## Your task
Tally the lines that contain the string "name" and give the number by itself.

*** Provided data

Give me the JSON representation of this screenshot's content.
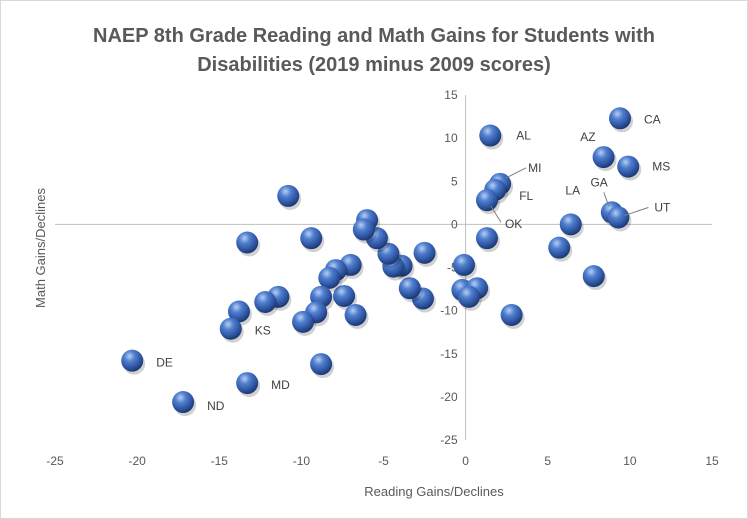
{
  "chart_data": {
    "type": "scatter",
    "title_line1": "NAEP 8th Grade Reading and Math Gains for Students with",
    "title_line2": "Disabilities (2019 minus 2009 scores)",
    "xlabel": "Reading Gains/Declines",
    "ylabel": "Math Gains/Declines",
    "xlim": [
      -25,
      15
    ],
    "ylim": [
      -25,
      15
    ],
    "xticks": [
      -25,
      -20,
      -15,
      -10,
      -5,
      0,
      5,
      10,
      15
    ],
    "yticks": [
      -25,
      -20,
      -15,
      -10,
      -5,
      0,
      5,
      10,
      15
    ],
    "grid": false,
    "marker_color": "#3a66b5",
    "points": [
      {
        "x": 9.4,
        "y": 12.3,
        "label": "CA"
      },
      {
        "x": 1.5,
        "y": 10.3,
        "label": "AL"
      },
      {
        "x": 8.4,
        "y": 7.8,
        "label": "AZ"
      },
      {
        "x": 9.9,
        "y": 6.7,
        "label": "MS"
      },
      {
        "x": 2.1,
        "y": 4.7,
        "label": "MI"
      },
      {
        "x": 1.8,
        "y": 4.0,
        "label": "FL"
      },
      {
        "x": 1.3,
        "y": 2.8,
        "label": "OK"
      },
      {
        "x": 8.9,
        "y": 1.4,
        "label": "GA"
      },
      {
        "x": 9.3,
        "y": 0.8,
        "label": "UT"
      },
      {
        "x": 6.4,
        "y": 0.0,
        "label": "LA"
      },
      {
        "x": 1.3,
        "y": -1.6
      },
      {
        "x": 5.7,
        "y": -2.7
      },
      {
        "x": 7.8,
        "y": -6.0
      },
      {
        "x": 2.8,
        "y": -10.5
      },
      {
        "x": -0.1,
        "y": -4.7
      },
      {
        "x": -0.2,
        "y": -7.6
      },
      {
        "x": 0.7,
        "y": -7.4
      },
      {
        "x": 0.2,
        "y": -8.4
      },
      {
        "x": -2.6,
        "y": -8.6
      },
      {
        "x": -3.4,
        "y": -7.4
      },
      {
        "x": -2.5,
        "y": -3.3
      },
      {
        "x": -3.9,
        "y": -4.8
      },
      {
        "x": -4.4,
        "y": -4.9
      },
      {
        "x": -4.7,
        "y": -3.4
      },
      {
        "x": -5.4,
        "y": -1.6
      },
      {
        "x": -6.0,
        "y": 0.5
      },
      {
        "x": -6.2,
        "y": -0.6
      },
      {
        "x": -7.0,
        "y": -4.7
      },
      {
        "x": -7.4,
        "y": -8.3
      },
      {
        "x": -6.7,
        "y": -10.5
      },
      {
        "x": -7.9,
        "y": -5.3
      },
      {
        "x": -8.3,
        "y": -6.2
      },
      {
        "x": -8.8,
        "y": -8.4
      },
      {
        "x": -9.1,
        "y": -10.2
      },
      {
        "x": -9.9,
        "y": -11.3
      },
      {
        "x": -9.4,
        "y": -1.6
      },
      {
        "x": -10.8,
        "y": 3.3
      },
      {
        "x": -11.4,
        "y": -8.4
      },
      {
        "x": -12.2,
        "y": -9.0
      },
      {
        "x": -13.3,
        "y": -2.1
      },
      {
        "x": -13.8,
        "y": -10.1
      },
      {
        "x": -14.3,
        "y": -12.1,
        "label": "KS"
      },
      {
        "x": -20.3,
        "y": -15.8,
        "label": "DE"
      },
      {
        "x": -13.3,
        "y": -18.4,
        "label": "MD"
      },
      {
        "x": -17.2,
        "y": -20.6,
        "label": "ND"
      },
      {
        "x": -8.8,
        "y": -16.2
      }
    ]
  }
}
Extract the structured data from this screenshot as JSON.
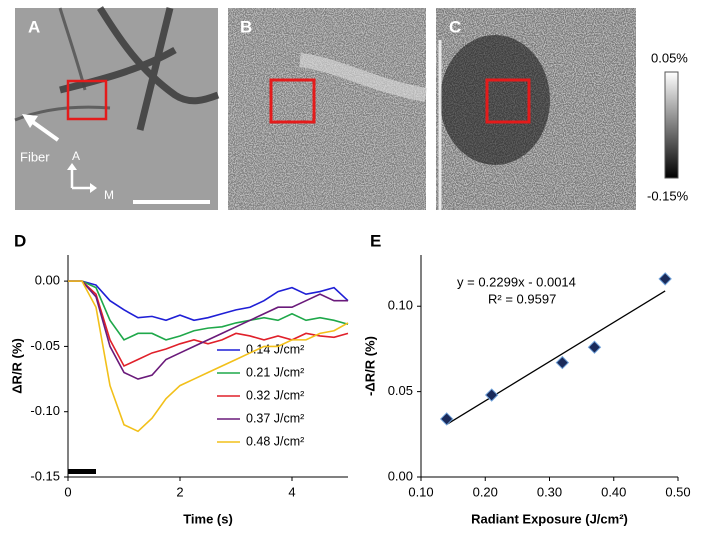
{
  "images": {
    "panels": [
      "A",
      "B",
      "C"
    ],
    "annotations": {
      "fiber": "Fiber",
      "anterior": "A",
      "medial": "M"
    },
    "colorbar": {
      "max_label": "0.05%",
      "min_label": "-0.15%"
    }
  },
  "chart_data": [
    {
      "type": "line",
      "panel": "D",
      "x_label": "Time (s)",
      "y_label": "ΔR/R (%)",
      "xlim": [
        0,
        5
      ],
      "ylim": [
        -0.15,
        0.02
      ],
      "xticks": [
        0,
        2,
        4
      ],
      "yticks": [
        {
          "value": 0,
          "label": "0.00"
        },
        -0.05,
        {
          "value": -0.1,
          "label": "-0.10"
        },
        -0.15
      ],
      "stimulus": [
        0,
        0.5
      ],
      "x": [
        0,
        0.25,
        0.5,
        0.75,
        1,
        1.25,
        1.5,
        1.75,
        2,
        2.25,
        2.5,
        2.75,
        3,
        3.25,
        3.5,
        3.75,
        4,
        4.25,
        4.5,
        4.75,
        5
      ],
      "series": [
        {
          "name": "0.14 J/cm²",
          "color": "#1f1fd6",
          "values": [
            0,
            0,
            -0.003,
            -0.015,
            -0.022,
            -0.028,
            -0.027,
            -0.03,
            -0.026,
            -0.03,
            -0.028,
            -0.025,
            -0.022,
            -0.02,
            -0.015,
            -0.008,
            -0.005,
            -0.01,
            -0.008,
            -0.005,
            -0.015
          ]
        },
        {
          "name": "0.21 J/cm²",
          "color": "#1fa84a",
          "values": [
            0,
            0,
            -0.005,
            -0.03,
            -0.045,
            -0.04,
            -0.04,
            -0.045,
            -0.042,
            -0.038,
            -0.036,
            -0.035,
            -0.032,
            -0.03,
            -0.028,
            -0.03,
            -0.025,
            -0.03,
            -0.028,
            -0.03,
            -0.033
          ]
        },
        {
          "name": "0.32 J/cm²",
          "color": "#e0202a",
          "values": [
            0,
            0,
            -0.01,
            -0.045,
            -0.065,
            -0.06,
            -0.055,
            -0.052,
            -0.048,
            -0.045,
            -0.048,
            -0.045,
            -0.04,
            -0.042,
            -0.045,
            -0.042,
            -0.045,
            -0.04,
            -0.042,
            -0.043,
            -0.04
          ]
        },
        {
          "name": "0.37 J/cm²",
          "color": "#6a1a7a",
          "values": [
            0,
            0,
            -0.012,
            -0.05,
            -0.07,
            -0.075,
            -0.072,
            -0.06,
            -0.055,
            -0.05,
            -0.045,
            -0.04,
            -0.035,
            -0.03,
            -0.025,
            -0.02,
            -0.02,
            -0.015,
            -0.01,
            -0.015,
            -0.015
          ]
        },
        {
          "name": "0.48 J/cm²",
          "color": "#f2c01a",
          "values": [
            0,
            0,
            -0.02,
            -0.08,
            -0.11,
            -0.115,
            -0.105,
            -0.09,
            -0.08,
            -0.075,
            -0.07,
            -0.065,
            -0.06,
            -0.055,
            -0.05,
            -0.05,
            -0.045,
            -0.045,
            -0.04,
            -0.038,
            -0.032
          ]
        }
      ]
    },
    {
      "type": "scatter",
      "panel": "E",
      "x_label": "Radiant Exposure (J/cm²)",
      "y_label": "-ΔR/R (%)",
      "xlim": [
        0.1,
        0.5
      ],
      "ylim": [
        0,
        0.13
      ],
      "xticks": [
        {
          "value": 0.1,
          "label": "0.10"
        },
        {
          "value": 0.2,
          "label": "0.20"
        },
        {
          "value": 0.3,
          "label": "0.30"
        },
        {
          "value": 0.4,
          "label": "0.40"
        },
        {
          "value": 0.5,
          "label": "0.50"
        }
      ],
      "yticks": [
        {
          "value": 0,
          "label": "0.00"
        },
        0.05,
        {
          "value": 0.1,
          "label": "0.10"
        }
      ],
      "x": [
        0.14,
        0.21,
        0.32,
        0.37,
        0.48
      ],
      "values": [
        0.034,
        0.048,
        0.067,
        0.076,
        0.116
      ],
      "color": "#1a2a5a",
      "fit": {
        "slope": 0.2299,
        "intercept": -0.0014,
        "equation": "y = 0.2299x - 0.0014",
        "r_squared": "R² = 0.9597"
      }
    }
  ]
}
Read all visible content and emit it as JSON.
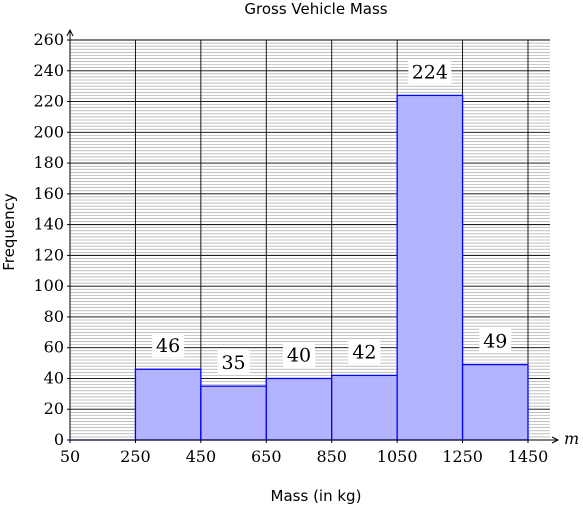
{
  "chart_data": {
    "type": "bar",
    "title": "Gross Vehicle Mass",
    "xlabel": "Mass (in kg)",
    "ylabel": "Frequency",
    "x_axis_variable": "m",
    "bin_edges": [
      50,
      250,
      450,
      650,
      850,
      1050,
      1250,
      1450
    ],
    "values": [
      0,
      46,
      35,
      40,
      42,
      224,
      49
    ],
    "data_labels": [
      "",
      "46",
      "35",
      "40",
      "42",
      "224",
      "49"
    ],
    "x_ticks": [
      "50",
      "250",
      "450",
      "650",
      "850",
      "1050",
      "1250",
      "1450"
    ],
    "y_ticks": [
      "0",
      "20",
      "40",
      "60",
      "80",
      "100",
      "120",
      "140",
      "160",
      "180",
      "200",
      "220",
      "240",
      "260"
    ],
    "xlim": [
      50,
      1450
    ],
    "ylim": [
      0,
      260
    ],
    "major_grid": true,
    "minor_grid_step": 2,
    "bar_fill": "#b3b3ff",
    "bar_stroke": "#0000ff"
  }
}
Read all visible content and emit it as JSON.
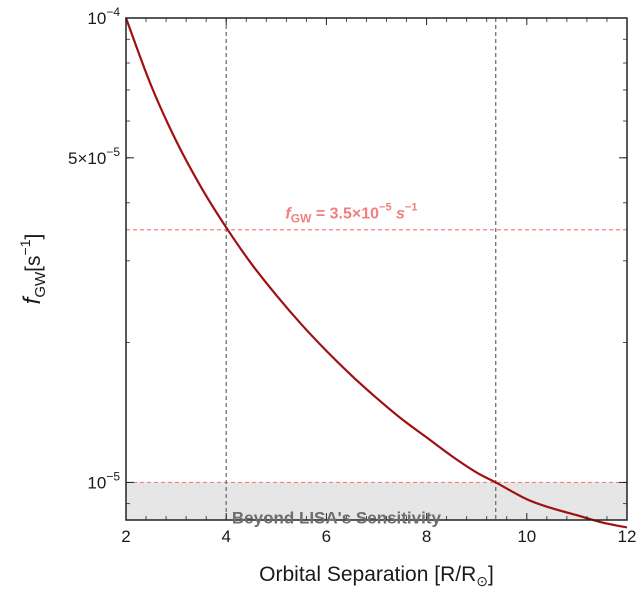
{
  "chart_data": {
    "type": "line",
    "xlabel": "Orbital Separation [R/R",
    "xlabel_sub": "⊙",
    "xlabel_close": "]",
    "ylabel_main": "f",
    "ylabel_sub": "GW",
    "ylabel_unit": "[s",
    "ylabel_exp": "−1",
    "ylabel_close": "]",
    "xlim": [
      2,
      12
    ],
    "ylim": [
      8.3e-06,
      0.0001
    ],
    "y_scale": "log",
    "x_ticks": [
      {
        "value": 2,
        "label": "2"
      },
      {
        "value": 4,
        "label": "4"
      },
      {
        "value": 6,
        "label": "6"
      },
      {
        "value": 8,
        "label": "8"
      },
      {
        "value": 10,
        "label": "10"
      },
      {
        "value": 12,
        "label": "12"
      }
    ],
    "y_major_ticks": [
      {
        "value": 0.0001,
        "base": "10",
        "exp": "−4",
        "prefix": ""
      },
      {
        "value": 5e-05,
        "base": "10",
        "exp": "−5",
        "prefix": "5×"
      },
      {
        "value": 1e-05,
        "base": "10",
        "exp": "−5",
        "prefix": ""
      }
    ],
    "series": [
      {
        "color": "#a01010",
        "x": [
          2,
          2.5,
          3,
          3.5,
          4,
          4.5,
          5,
          5.5,
          6,
          6.5,
          7,
          7.5,
          8,
          8.5,
          9,
          9.38,
          10,
          10.5,
          11,
          11.5,
          12
        ],
        "y": [
          0.0001,
          7.16e-05,
          5.44e-05,
          4.32e-05,
          3.54e-05,
          2.96e-05,
          2.53e-05,
          2.19e-05,
          1.92e-05,
          1.7e-05,
          1.52e-05,
          1.37e-05,
          1.25e-05,
          1.14e-05,
          1.05e-05,
          1e-05,
          9.2e-06,
          8.8e-06,
          8.5e-06,
          8.2e-06,
          8e-06
        ]
      }
    ],
    "reference_lines": {
      "horizontal": [
        {
          "y": 3.5e-05,
          "color": "#f08080",
          "label_main": "f",
          "label_sub": "GW",
          "label_eq": " = 3.5×10",
          "label_exp": "−5",
          "label_unit": " s",
          "label_unit_exp": "−1"
        },
        {
          "y": 1e-05,
          "color": "#f08080"
        }
      ],
      "vertical": [
        {
          "x": 4,
          "color": "#666666"
        },
        {
          "x": 9.38,
          "color": "#666666"
        }
      ]
    },
    "shaded_region": {
      "y_max": 1e-05,
      "color": "#e6e6e6",
      "label": "Beyond LISA's Sensitivity"
    },
    "grid": false
  }
}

******

## Exercise solution
5